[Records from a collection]
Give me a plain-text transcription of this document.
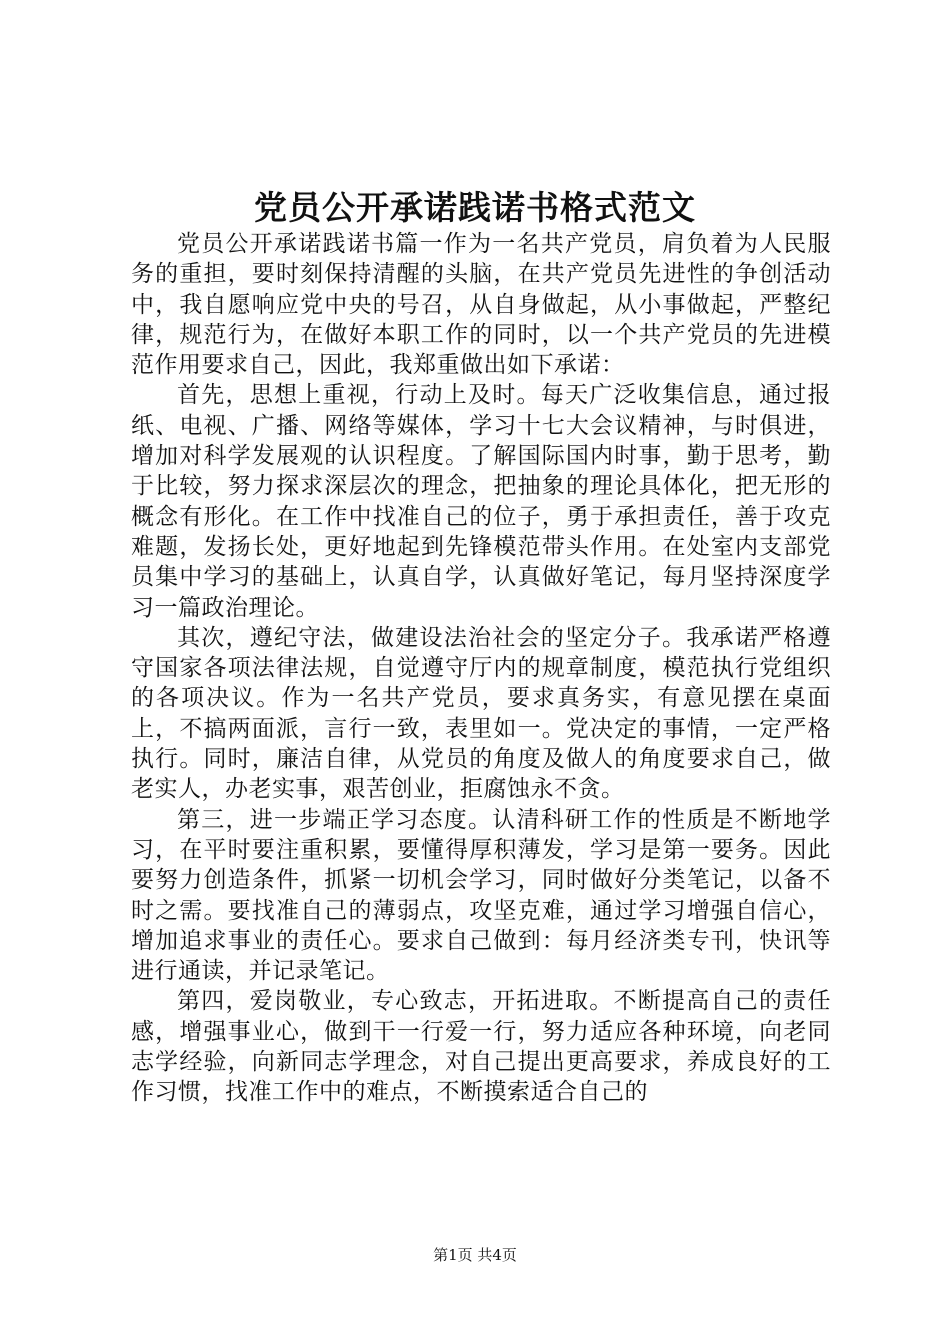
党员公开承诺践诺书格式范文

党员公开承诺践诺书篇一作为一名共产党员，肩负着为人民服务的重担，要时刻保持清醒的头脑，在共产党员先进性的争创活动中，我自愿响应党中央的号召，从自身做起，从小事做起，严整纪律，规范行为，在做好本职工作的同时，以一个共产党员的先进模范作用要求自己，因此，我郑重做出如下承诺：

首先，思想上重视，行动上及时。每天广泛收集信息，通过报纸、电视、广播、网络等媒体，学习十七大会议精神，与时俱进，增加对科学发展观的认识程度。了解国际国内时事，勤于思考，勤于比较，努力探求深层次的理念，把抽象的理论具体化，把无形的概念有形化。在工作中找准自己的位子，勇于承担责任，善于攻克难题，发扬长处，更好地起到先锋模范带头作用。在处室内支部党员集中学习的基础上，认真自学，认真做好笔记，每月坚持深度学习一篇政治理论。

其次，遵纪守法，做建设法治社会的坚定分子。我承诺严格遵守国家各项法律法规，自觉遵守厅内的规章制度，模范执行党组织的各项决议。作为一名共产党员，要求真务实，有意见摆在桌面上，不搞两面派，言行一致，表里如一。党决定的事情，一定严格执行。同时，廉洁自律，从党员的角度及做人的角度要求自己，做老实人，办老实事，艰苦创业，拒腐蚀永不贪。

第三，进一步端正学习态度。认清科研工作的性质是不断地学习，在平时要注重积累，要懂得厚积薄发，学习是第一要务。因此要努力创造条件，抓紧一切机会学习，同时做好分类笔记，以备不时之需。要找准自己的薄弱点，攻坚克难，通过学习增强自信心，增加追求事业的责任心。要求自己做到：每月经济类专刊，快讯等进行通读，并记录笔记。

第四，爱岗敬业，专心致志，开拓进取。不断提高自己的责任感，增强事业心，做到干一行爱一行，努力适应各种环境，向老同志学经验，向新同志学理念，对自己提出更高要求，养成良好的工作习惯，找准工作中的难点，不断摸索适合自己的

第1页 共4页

Your instructions: Transcribe all of the material exactly, leaving out whatever pictures it contains.

Solution to this exercise:
Give me a plain-text transcription of this document.
党员公开承诺践诺书格式范文

党员公开承诺践诺书篇一作为一名共产党员，肩负着为人民服务的重担，要时刻保持清醒的头脑，在共产党员先进性的争创活动中，我自愿响应党中央的号召，从自身做起，从小事做起，严整纪律，规范行为，在做好本职工作的同时，以一个共产党员的先进模范作用要求自己，因此，我郑重做出如下承诺：

首先，思想上重视，行动上及时。每天广泛收集信息，通过报纸、电视、广播、网络等媒体，学习十七大会议精神，与时俱进，增加对科学发展观的认识程度。了解国际国内时事，勤于思考，勤于比较，努力探求深层次的理念，把抽象的理论具体化，把无形的概念有形化。在工作中找准自己的位子，勇于承担责任，善于攻克难题，发扬长处，更好地起到先锋模范带头作用。在处室内支部党员集中学习的基础上，认真自学，认真做好笔记，每月坚持深度学习一篇政治理论。

其次，遵纪守法，做建设法治社会的坚定分子。我承诺严格遵守国家各项法律法规，自觉遵守厅内的规章制度，模范执行党组织的各项决议。作为一名共产党员，要求真务实，有意见摆在桌面上，不搞两面派，言行一致，表里如一。党决定的事情，一定严格执行。同时，廉洁自律，从党员的角度及做人的角度要求自己，做老实人，办老实事，艰苦创业，拒腐蚀永不贪。

第三，进一步端正学习态度。认清科研工作的性质是不断地学习，在平时要注重积累，要懂得厚积薄发，学习是第一要务。因此要努力创造条件，抓紧一切机会学习，同时做好分类笔记，以备不时之需。要找准自己的薄弱点，攻坚克难，通过学习增强自信心，增加追求事业的责任心。要求自己做到：每月经济类专刊，快讯等进行通读，并记录笔记。

第四，爱岗敬业，专心致志，开拓进取。不断提高自己的责任感，增强事业心，做到干一行爱一行，努力适应各种环境，向老同志学经验，向新同志学理念，对自己提出更高要求，养成良好的工作习惯，找准工作中的难点，不断摸索适合自己的

第1页 共4页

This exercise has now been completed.